INFORMATION SHOWN:
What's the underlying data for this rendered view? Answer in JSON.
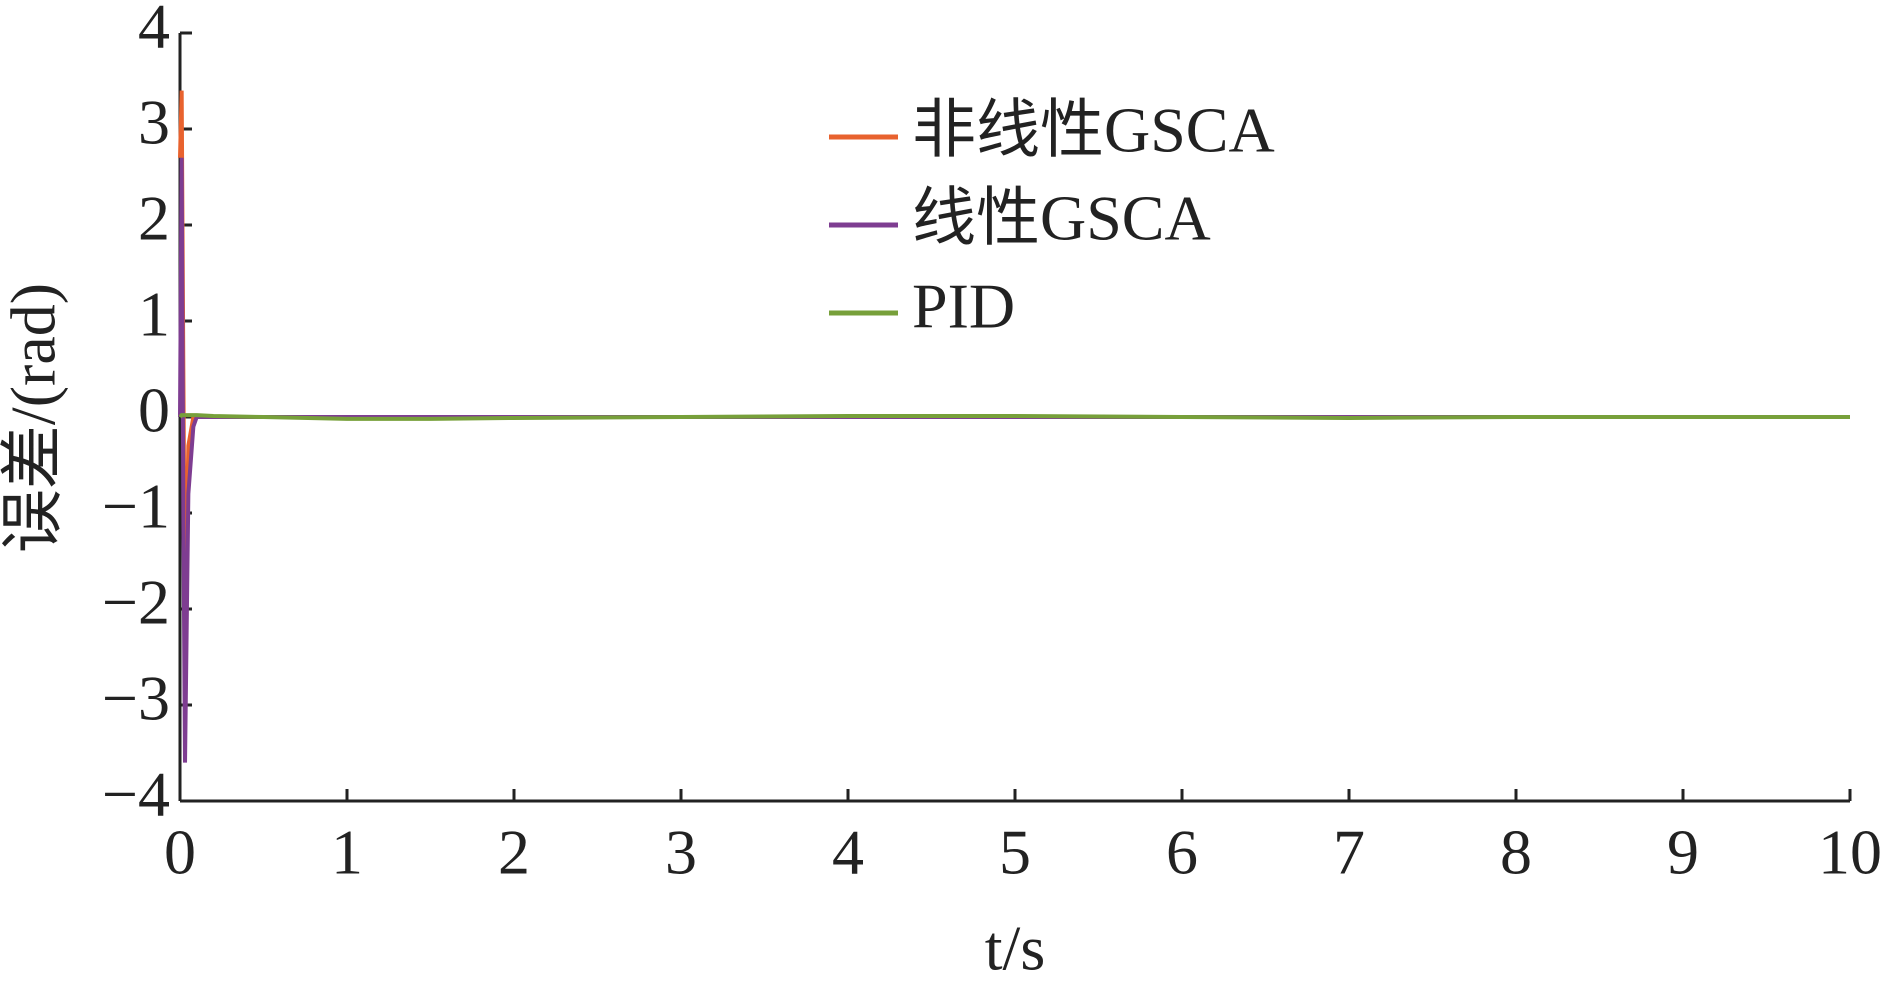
{
  "chart_data": {
    "type": "line",
    "xlabel": "t/s",
    "ylabel": "误差/(rad)",
    "x": [
      0,
      0.01,
      0.02,
      0.03,
      0.05,
      0.08,
      0.1,
      0.2,
      0.5,
      1,
      1.5,
      2,
      3,
      4,
      5,
      6,
      7,
      8,
      9,
      10
    ],
    "series": [
      {
        "name": "非线性GSCA",
        "color": "#e8622e",
        "values": [
          2.7,
          3.4,
          0.5,
          -2.2,
          -0.3,
          0,
          0,
          0,
          0,
          0,
          0,
          0,
          0,
          0,
          0,
          0,
          0,
          0,
          0,
          0
        ]
      },
      {
        "name": "线性GSCA",
        "color": "#7e3d91",
        "values": [
          0,
          2.7,
          -1,
          -3.6,
          -0.8,
          -0.1,
          0,
          0,
          0,
          0,
          0,
          0,
          0,
          0,
          0,
          0,
          0,
          0,
          0,
          0
        ]
      },
      {
        "name": "PID",
        "color": "#77a03a",
        "values": [
          0,
          0.02,
          0.02,
          0.02,
          0.02,
          0.02,
          0.02,
          0.01,
          0,
          -0.02,
          -0.02,
          -0.01,
          0,
          0.01,
          0.01,
          0,
          -0.01,
          0,
          0,
          0
        ]
      }
    ],
    "xlim": [
      0,
      10
    ],
    "xticks": [
      0,
      1,
      2,
      3,
      4,
      5,
      6,
      7,
      8,
      9,
      10
    ],
    "ylim": [
      -4,
      4
    ],
    "yticks": [
      {
        "value": -4,
        "label": "−4"
      },
      {
        "value": -3,
        "label": "−3"
      },
      {
        "value": -2,
        "label": "−2"
      },
      {
        "value": -1,
        "label": "−1"
      },
      0,
      1,
      2,
      3,
      4
    ],
    "grid": false,
    "legend": "top"
  }
}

EXERCISE DESCRIPTION: Count the lines of these entries that hold the string "color", and give only that number.

RESPONSE TO THIS TASK: 3